Look for the string "PANIERS" and copy every line that has it.

::: MATERIAL PROVIDED

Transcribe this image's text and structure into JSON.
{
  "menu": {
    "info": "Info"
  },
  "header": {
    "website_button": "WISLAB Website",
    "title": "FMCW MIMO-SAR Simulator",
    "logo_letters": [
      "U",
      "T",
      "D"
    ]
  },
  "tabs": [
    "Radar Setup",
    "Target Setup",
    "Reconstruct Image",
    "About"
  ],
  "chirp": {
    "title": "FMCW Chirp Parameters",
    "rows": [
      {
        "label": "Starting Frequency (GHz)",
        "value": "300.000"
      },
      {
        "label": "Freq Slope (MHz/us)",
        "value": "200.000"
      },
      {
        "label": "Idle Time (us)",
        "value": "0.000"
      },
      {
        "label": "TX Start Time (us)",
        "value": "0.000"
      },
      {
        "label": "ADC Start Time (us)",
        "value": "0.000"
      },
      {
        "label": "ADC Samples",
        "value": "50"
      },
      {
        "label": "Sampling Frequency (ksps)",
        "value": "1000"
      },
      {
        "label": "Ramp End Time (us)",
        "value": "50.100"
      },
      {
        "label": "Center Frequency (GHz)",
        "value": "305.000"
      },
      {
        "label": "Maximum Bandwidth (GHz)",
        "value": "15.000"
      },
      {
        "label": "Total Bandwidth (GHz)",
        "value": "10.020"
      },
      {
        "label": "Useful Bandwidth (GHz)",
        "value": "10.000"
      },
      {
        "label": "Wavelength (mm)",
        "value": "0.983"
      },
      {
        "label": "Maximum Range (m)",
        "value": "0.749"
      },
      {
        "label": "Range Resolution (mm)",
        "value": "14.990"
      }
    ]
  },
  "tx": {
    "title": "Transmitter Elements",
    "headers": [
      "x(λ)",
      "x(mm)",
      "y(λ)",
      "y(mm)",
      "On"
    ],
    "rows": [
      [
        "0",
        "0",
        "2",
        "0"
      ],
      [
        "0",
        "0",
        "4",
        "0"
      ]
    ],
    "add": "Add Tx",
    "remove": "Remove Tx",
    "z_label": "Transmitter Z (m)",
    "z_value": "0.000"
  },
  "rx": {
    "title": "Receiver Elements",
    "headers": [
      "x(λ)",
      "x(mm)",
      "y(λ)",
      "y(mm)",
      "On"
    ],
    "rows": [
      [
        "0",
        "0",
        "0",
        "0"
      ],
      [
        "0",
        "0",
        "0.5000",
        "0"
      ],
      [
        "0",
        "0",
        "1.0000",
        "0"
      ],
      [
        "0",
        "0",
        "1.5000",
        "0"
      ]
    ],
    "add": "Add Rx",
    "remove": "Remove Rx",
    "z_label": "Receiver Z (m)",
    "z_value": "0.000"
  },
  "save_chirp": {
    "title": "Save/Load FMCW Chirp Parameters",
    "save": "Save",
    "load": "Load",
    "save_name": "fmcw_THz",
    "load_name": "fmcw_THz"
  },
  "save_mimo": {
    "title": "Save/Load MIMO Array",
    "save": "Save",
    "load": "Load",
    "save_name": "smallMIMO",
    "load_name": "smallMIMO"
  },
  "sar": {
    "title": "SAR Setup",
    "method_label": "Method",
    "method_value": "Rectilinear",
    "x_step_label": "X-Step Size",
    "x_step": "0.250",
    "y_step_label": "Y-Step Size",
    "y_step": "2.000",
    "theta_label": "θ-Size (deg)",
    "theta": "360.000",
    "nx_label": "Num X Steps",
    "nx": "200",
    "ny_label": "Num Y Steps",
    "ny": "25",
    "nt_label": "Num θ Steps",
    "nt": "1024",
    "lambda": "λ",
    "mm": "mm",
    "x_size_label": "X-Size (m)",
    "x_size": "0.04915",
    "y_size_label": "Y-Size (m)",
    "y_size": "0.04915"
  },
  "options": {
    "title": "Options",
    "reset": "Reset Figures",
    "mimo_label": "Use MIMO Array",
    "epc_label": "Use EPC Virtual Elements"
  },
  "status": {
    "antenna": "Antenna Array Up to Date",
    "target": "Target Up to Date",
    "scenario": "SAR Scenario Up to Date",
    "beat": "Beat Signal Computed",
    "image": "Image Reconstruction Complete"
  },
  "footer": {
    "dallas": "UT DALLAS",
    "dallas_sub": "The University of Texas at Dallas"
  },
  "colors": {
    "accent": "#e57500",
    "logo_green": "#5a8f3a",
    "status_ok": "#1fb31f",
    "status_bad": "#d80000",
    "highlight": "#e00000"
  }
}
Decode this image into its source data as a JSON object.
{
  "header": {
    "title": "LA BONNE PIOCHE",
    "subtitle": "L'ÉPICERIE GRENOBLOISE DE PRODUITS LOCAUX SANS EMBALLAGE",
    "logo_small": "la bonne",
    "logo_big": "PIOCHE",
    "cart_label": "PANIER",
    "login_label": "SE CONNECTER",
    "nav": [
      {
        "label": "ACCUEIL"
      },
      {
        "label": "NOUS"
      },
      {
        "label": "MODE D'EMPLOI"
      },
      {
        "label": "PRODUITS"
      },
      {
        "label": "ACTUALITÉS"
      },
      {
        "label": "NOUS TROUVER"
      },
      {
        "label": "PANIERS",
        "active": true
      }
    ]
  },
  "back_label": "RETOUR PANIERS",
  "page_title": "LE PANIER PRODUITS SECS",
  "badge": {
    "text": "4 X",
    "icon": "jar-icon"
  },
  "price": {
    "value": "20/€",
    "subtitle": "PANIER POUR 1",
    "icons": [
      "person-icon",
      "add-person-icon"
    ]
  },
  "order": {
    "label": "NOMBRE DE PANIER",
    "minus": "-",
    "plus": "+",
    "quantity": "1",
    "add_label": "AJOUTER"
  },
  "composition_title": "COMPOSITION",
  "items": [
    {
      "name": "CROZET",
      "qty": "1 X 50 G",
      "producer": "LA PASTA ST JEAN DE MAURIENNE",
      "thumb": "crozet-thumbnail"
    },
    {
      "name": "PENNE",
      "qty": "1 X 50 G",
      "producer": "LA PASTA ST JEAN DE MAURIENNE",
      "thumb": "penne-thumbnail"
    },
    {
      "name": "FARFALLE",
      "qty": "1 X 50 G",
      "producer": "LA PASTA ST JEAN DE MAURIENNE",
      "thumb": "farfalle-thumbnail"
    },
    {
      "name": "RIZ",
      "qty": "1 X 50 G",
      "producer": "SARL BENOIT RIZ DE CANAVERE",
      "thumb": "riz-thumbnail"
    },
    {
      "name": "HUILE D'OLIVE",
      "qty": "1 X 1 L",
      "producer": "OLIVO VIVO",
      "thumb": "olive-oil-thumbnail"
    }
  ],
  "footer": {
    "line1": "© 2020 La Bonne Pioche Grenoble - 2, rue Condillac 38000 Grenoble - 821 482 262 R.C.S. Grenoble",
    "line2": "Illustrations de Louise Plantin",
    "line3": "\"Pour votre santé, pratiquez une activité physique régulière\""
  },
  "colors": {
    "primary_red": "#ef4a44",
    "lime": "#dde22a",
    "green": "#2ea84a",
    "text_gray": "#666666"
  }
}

::::::

### [REPLY TO THE TASK]
        "label": "PANIERS",
  "back_label": "RETOUR PANIERS",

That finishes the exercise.